Data records:
• • • •

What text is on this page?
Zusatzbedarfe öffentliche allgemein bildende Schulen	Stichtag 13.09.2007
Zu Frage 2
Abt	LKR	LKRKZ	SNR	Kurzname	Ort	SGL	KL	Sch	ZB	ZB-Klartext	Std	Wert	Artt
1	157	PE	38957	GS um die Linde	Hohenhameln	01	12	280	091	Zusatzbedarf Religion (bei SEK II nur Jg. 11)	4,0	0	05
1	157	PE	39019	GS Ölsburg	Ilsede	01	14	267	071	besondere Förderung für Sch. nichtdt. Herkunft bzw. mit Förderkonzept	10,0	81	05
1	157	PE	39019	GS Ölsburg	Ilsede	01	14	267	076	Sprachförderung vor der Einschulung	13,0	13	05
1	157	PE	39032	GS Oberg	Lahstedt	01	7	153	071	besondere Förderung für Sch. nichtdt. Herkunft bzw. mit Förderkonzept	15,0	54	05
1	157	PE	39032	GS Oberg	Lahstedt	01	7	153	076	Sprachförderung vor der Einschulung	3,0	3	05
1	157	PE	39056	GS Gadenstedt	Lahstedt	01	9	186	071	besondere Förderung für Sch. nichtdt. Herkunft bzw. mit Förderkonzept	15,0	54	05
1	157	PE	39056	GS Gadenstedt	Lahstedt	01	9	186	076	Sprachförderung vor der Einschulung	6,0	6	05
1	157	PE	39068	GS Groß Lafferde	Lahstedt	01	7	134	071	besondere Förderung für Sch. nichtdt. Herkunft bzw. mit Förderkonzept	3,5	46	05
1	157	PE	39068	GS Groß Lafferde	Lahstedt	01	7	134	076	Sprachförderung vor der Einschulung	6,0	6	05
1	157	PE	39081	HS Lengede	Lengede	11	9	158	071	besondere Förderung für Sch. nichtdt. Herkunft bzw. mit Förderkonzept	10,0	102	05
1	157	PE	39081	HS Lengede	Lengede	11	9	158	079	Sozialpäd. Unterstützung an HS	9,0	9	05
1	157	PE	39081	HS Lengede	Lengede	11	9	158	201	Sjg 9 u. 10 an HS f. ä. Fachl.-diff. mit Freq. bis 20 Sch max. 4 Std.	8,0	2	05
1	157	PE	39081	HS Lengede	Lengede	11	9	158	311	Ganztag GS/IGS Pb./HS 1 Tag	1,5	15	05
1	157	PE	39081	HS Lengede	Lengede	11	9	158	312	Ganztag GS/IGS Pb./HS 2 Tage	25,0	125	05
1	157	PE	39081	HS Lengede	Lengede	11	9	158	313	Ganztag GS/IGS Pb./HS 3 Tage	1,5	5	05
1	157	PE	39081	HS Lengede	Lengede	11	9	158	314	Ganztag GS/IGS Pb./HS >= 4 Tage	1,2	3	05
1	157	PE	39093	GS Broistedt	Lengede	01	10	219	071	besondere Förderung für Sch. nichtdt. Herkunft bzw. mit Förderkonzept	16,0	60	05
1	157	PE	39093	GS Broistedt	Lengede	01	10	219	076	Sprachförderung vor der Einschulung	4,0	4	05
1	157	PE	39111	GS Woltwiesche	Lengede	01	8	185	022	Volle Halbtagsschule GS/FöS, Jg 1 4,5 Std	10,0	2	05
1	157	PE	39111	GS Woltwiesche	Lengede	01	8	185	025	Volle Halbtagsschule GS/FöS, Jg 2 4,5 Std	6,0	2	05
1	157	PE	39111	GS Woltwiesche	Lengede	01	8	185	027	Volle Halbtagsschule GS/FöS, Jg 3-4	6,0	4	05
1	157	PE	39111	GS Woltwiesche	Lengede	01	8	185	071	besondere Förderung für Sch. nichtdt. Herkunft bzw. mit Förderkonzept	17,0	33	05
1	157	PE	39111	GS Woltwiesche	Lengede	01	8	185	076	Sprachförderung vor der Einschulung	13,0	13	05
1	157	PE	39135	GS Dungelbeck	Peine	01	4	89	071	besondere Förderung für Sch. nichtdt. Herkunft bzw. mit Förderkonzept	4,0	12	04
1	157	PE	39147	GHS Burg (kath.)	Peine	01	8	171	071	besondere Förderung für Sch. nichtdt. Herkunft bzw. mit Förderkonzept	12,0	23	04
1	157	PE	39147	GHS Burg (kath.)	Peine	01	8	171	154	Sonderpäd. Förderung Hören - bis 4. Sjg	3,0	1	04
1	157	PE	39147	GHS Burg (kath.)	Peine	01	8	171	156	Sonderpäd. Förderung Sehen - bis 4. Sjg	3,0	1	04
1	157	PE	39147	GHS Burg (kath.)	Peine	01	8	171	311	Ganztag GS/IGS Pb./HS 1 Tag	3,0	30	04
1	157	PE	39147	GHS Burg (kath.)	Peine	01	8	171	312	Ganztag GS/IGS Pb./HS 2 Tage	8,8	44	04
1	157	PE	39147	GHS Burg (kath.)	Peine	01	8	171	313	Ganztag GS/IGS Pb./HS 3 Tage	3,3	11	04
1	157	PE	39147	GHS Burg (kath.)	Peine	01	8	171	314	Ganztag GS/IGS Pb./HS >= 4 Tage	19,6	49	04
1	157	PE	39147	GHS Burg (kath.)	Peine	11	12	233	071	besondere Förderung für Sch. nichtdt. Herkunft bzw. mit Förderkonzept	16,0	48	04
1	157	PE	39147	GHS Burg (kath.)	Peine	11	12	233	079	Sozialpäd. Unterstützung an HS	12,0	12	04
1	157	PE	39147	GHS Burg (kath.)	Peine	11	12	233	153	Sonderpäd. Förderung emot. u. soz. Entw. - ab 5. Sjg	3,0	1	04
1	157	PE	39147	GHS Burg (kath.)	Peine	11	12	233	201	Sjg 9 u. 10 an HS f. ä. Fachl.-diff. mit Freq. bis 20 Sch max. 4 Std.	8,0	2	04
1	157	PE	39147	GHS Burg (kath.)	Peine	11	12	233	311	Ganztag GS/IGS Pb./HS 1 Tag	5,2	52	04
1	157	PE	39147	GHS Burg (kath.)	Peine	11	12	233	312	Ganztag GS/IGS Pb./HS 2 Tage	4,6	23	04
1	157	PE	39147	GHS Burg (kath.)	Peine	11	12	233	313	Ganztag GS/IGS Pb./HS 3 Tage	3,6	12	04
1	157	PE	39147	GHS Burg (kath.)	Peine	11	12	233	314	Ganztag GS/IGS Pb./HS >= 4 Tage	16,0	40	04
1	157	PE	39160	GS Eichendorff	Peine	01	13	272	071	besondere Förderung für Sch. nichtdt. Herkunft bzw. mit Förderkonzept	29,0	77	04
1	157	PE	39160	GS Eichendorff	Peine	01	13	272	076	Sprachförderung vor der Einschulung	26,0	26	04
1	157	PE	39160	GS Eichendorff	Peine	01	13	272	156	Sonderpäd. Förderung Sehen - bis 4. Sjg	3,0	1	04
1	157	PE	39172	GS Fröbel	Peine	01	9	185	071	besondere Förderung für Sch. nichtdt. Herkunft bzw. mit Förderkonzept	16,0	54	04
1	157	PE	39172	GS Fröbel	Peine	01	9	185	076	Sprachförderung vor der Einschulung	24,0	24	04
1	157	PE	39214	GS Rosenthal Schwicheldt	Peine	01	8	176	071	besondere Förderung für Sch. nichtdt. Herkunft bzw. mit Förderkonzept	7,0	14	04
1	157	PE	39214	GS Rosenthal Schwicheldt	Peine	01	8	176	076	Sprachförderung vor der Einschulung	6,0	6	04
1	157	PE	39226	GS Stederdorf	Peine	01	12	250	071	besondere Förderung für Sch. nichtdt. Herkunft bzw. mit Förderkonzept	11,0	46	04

• • • •

Write out all of the records once more, exactly.

▸ **ANSWER TO THE EXERCISE**
What text is on this page?
Zusatzbedarfe öffentliche allgemein bildende Schulen	Stichtag 13.09.2007
Zu Frage 2
Abt	LKR	LKRKZ	SNR	Kurzname	Ort	SGL	KL	Sch	ZB	ZB-Klartext	Std	Wert	Artt
1	157	PE	38957	GS um die Linde	Hohenhameln	01	12	280	091	Zusatzbedarf Religion (bei SEK II nur Jg. 11)	4,0	0	05
1	157	PE	39019	GS Ölsburg	Ilsede	01	14	267	071	besondere Förderung für Sch. nichtdt. Herkunft bzw. mit Förderkonzept	10,0	81	05
1	157	PE	39019	GS Ölsburg	Ilsede	01	14	267	076	Sprachförderung vor der Einschulung	13,0	13	05
1	157	PE	39032	GS Oberg	Lahstedt	01	7	153	071	besondere Förderung für Sch. nichtdt. Herkunft bzw. mit Förderkonzept	15,0	54	05
1	157	PE	39032	GS Oberg	Lahstedt	01	7	153	076	Sprachförderung vor der Einschulung	3,0	3	05
1	157	PE	39056	GS Gadenstedt	Lahstedt	01	9	186	071	besondere Förderung für Sch. nichtdt. Herkunft bzw. mit Förderkonzept	15,0	54	05
1	157	PE	39056	GS Gadenstedt	Lahstedt	01	9	186	076	Sprachförderung vor der Einschulung	6,0	6	05
1	157	PE	39068	GS Groß Lafferde	Lahstedt	01	7	134	071	besondere Förderung für Sch. nichtdt. Herkunft bzw. mit Förderkonzept	3,5	46	05
1	157	PE	39068	GS Groß Lafferde	Lahstedt	01	7	134	076	Sprachförderung vor der Einschulung	6,0	6	05
1	157	PE	39081	HS Lengede	Lengede	11	9	158	071	besondere Förderung für Sch. nichtdt. Herkunft bzw. mit Förderkonzept	10,0	102	05
1	157	PE	39081	HS Lengede	Lengede	11	9	158	079	Sozialpäd. Unterstützung an HS	9,0	9	05
1	157	PE	39081	HS Lengede	Lengede	11	9	158	201	Sjg 9 u. 10 an HS f. ä. Fachl.-diff. mit Freq. bis 20 Sch max. 4 Std.	8,0	2	05
1	157	PE	39081	HS Lengede	Lengede	11	9	158	311	Ganztag GS/IGS Pb./HS 1 Tag	1,5	15	05
1	157	PE	39081	HS Lengede	Lengede	11	9	158	312	Ganztag GS/IGS Pb./HS 2 Tage	25,0	125	05
1	157	PE	39081	HS Lengede	Lengede	11	9	158	313	Ganztag GS/IGS Pb./HS 3 Tage	1,5	5	05
1	157	PE	39081	HS Lengede	Lengede	11	9	158	314	Ganztag GS/IGS Pb./HS >= 4 Tage	1,2	3	05
1	157	PE	39093	GS Broistedt	Lengede	01	10	219	071	besondere Förderung für Sch. nichtdt. Herkunft bzw. mit Förderkonzept	16,0	60	05
1	157	PE	39093	GS Broistedt	Lengede	01	10	219	076	Sprachförderung vor der Einschulung	4,0	4	05
1	157	PE	39111	GS Woltwiesche	Lengede	01	8	185	022	Volle Halbtagsschule GS/FöS, Jg 1 4,5 Std	10,0	2	05
1	157	PE	39111	GS Woltwiesche	Lengede	01	8	185	025	Volle Halbtagsschule GS/FöS, Jg 2 4,5 Std	6,0	2	05
1	157	PE	39111	GS Woltwiesche	Lengede	01	8	185	027	Volle Halbtagsschule GS/FöS, Jg 3-4	6,0	4	05
1	157	PE	39111	GS Woltwiesche	Lengede	01	8	185	071	besondere Förderung für Sch. nichtdt. Herkunft bzw. mit Förderkonzept	17,0	33	05
1	157	PE	39111	GS Woltwiesche	Lengede	01	8	185	076	Sprachförderung vor der Einschulung	13,0	13	05
1	157	PE	39135	GS Dungelbeck	Peine	01	4	89	071	besondere Förderung für Sch. nichtdt. Herkunft bzw. mit Förderkonzept	4,0	12	04
1	157	PE	39147	GHS Burg (kath.)	Peine	01	8	171	071	besondere Förderung für Sch. nichtdt. Herkunft bzw. mit Förderkonzept	12,0	23	04
1	157	PE	39147	GHS Burg (kath.)	Peine	01	8	171	154	Sonderpäd. Förderung Hören - bis 4. Sjg	3,0	1	04
1	157	PE	39147	GHS Burg (kath.)	Peine	01	8	171	156	Sonderpäd. Förderung Sehen - bis 4. Sjg	3,0	1	04
1	157	PE	39147	GHS Burg (kath.)	Peine	01	8	171	311	Ganztag GS/IGS Pb./HS 1 Tag	3,0	30	04
1	157	PE	39147	GHS Burg (kath.)	Peine	01	8	171	312	Ganztag GS/IGS Pb./HS 2 Tage	8,8	44	04
1	157	PE	39147	GHS Burg (kath.)	Peine	01	8	171	313	Ganztag GS/IGS Pb./HS 3 Tage	3,3	11	04
1	157	PE	39147	GHS Burg (kath.)	Peine	01	8	171	314	Ganztag GS/IGS Pb./HS >= 4 Tage	19,6	49	04
1	157	PE	39147	GHS Burg (kath.)	Peine	11	12	233	071	besondere Förderung für Sch. nichtdt. Herkunft bzw. mit Förderkonzept	16,0	48	04
1	157	PE	39147	GHS Burg (kath.)	Peine	11	12	233	079	Sozialpäd. Unterstützung an HS	12,0	12	04
1	157	PE	39147	GHS Burg (kath.)	Peine	11	12	233	153	Sonderpäd. Förderung emot. u. soz. Entw. - ab 5. Sjg	3,0	1	04
1	157	PE	39147	GHS Burg (kath.)	Peine	11	12	233	201	Sjg 9 u. 10 an HS f. ä. Fachl.-diff. mit Freq. bis 20 Sch max. 4 Std.	8,0	2	04
1	157	PE	39147	GHS Burg (kath.)	Peine	11	12	233	311	Ganztag GS/IGS Pb./HS 1 Tag	5,2	52	04
1	157	PE	39147	GHS Burg (kath.)	Peine	11	12	233	312	Ganztag GS/IGS Pb./HS 2 Tage	4,6	23	04
1	157	PE	39147	GHS Burg (kath.)	Peine	11	12	233	313	Ganztag GS/IGS Pb./HS 3 Tage	3,6	12	04
1	157	PE	39147	GHS Burg (kath.)	Peine	11	12	233	314	Ganztag GS/IGS Pb./HS >= 4 Tage	16,0	40	04
1	157	PE	39160	GS Eichendorff	Peine	01	13	272	071	besondere Förderung für Sch. nichtdt. Herkunft bzw. mit Förderkonzept	29,0	77	04
1	157	PE	39160	GS Eichendorff	Peine	01	13	272	076	Sprachförderung vor der Einschulung	26,0	26	04
1	157	PE	39160	GS Eichendorff	Peine	01	13	272	156	Sonderpäd. Förderung Sehen - bis 4. Sjg	3,0	1	04
1	157	PE	39172	GS Fröbel	Peine	01	9	185	071	besondere Förderung für Sch. nichtdt. Herkunft bzw. mit Förderkonzept	16,0	54	04
1	157	PE	39172	GS Fröbel	Peine	01	9	185	076	Sprachförderung vor der Einschulung	24,0	24	04
1	157	PE	39214	GS Rosenthal Schwicheldt	Peine	01	8	176	071	besondere Förderung für Sch. nichtdt. Herkunft bzw. mit Förderkonzept	7,0	14	04
1	157	PE	39214	GS Rosenthal Schwicheldt	Peine	01	8	176	076	Sprachförderung vor der Einschulung	6,0	6	04
1	157	PE	39226	GS Stederdorf	Peine	01	12	250	071	besondere Förderung für Sch. nichtdt. Herkunft bzw. mit Förderkonzept	11,0	46	04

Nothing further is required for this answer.